### Task
Every line of the entries below that carries the string "treatment" should be copied.

### Dataset records
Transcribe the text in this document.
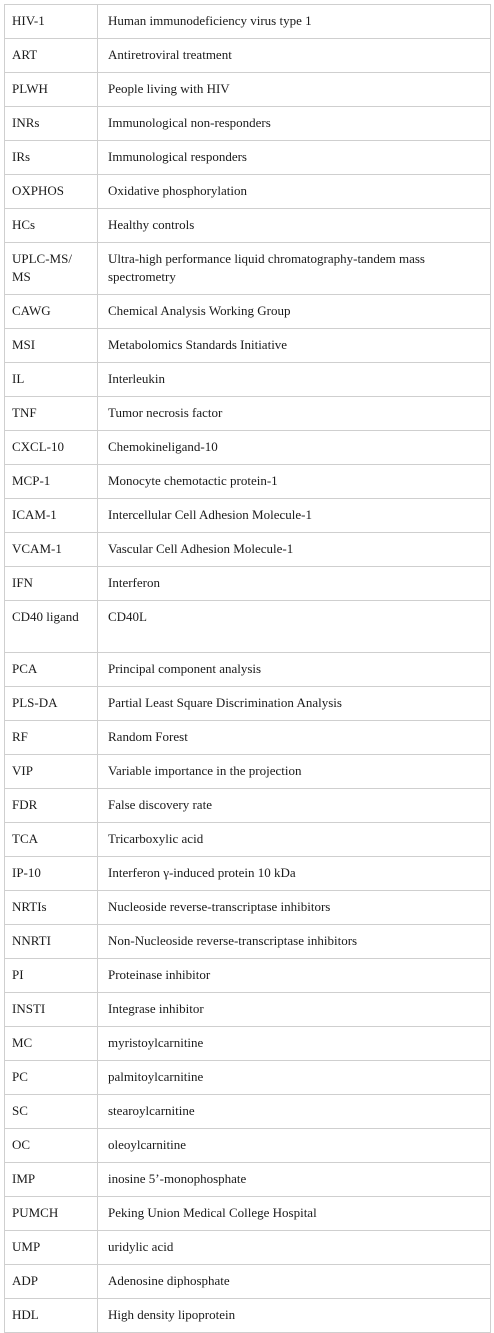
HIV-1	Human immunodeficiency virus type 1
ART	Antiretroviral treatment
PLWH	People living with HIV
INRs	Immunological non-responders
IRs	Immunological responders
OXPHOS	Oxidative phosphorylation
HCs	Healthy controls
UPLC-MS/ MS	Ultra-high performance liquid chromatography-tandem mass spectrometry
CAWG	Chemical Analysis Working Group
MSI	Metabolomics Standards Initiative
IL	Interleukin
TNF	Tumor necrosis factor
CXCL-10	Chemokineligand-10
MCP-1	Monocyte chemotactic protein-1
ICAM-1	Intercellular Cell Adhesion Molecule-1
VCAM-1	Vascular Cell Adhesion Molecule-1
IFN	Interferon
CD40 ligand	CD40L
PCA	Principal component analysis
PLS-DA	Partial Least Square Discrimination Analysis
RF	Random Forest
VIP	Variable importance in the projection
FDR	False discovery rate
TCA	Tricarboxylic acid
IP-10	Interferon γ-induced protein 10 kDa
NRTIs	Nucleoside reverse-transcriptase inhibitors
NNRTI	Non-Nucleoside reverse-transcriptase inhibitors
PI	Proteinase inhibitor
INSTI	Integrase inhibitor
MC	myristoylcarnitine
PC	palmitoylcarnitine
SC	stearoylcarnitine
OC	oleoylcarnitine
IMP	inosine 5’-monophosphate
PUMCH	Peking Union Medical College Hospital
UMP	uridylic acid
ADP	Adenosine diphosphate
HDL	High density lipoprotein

---

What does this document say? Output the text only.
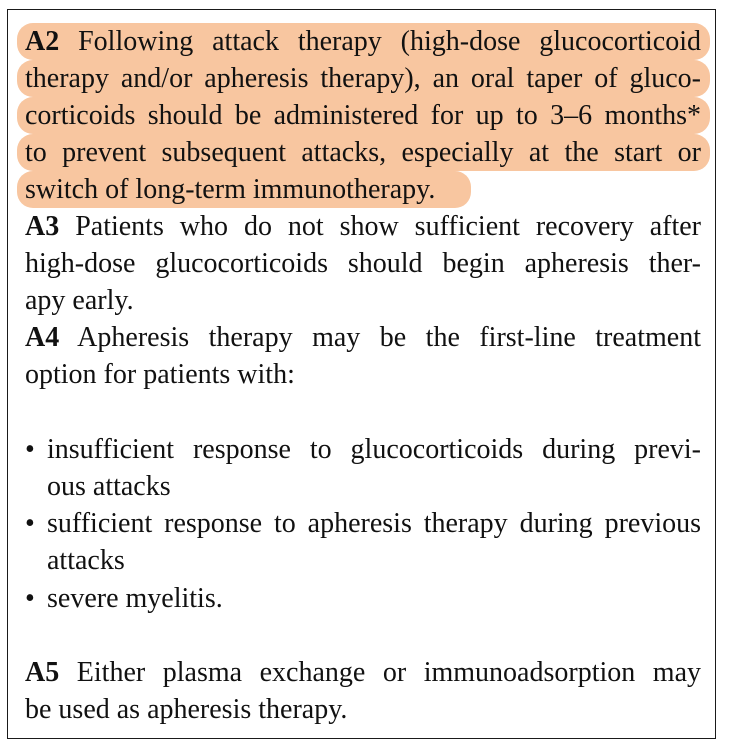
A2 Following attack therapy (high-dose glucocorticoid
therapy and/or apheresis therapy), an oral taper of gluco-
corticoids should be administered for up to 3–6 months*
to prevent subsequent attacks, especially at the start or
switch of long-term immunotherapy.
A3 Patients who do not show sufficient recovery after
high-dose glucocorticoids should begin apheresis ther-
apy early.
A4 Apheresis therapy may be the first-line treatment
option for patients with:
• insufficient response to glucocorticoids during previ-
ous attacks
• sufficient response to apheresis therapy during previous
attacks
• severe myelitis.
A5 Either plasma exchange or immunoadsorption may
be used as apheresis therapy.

### Exercise response
ART	Antiretroviral treatment
A4 Apheresis therapy may be the first-line treatment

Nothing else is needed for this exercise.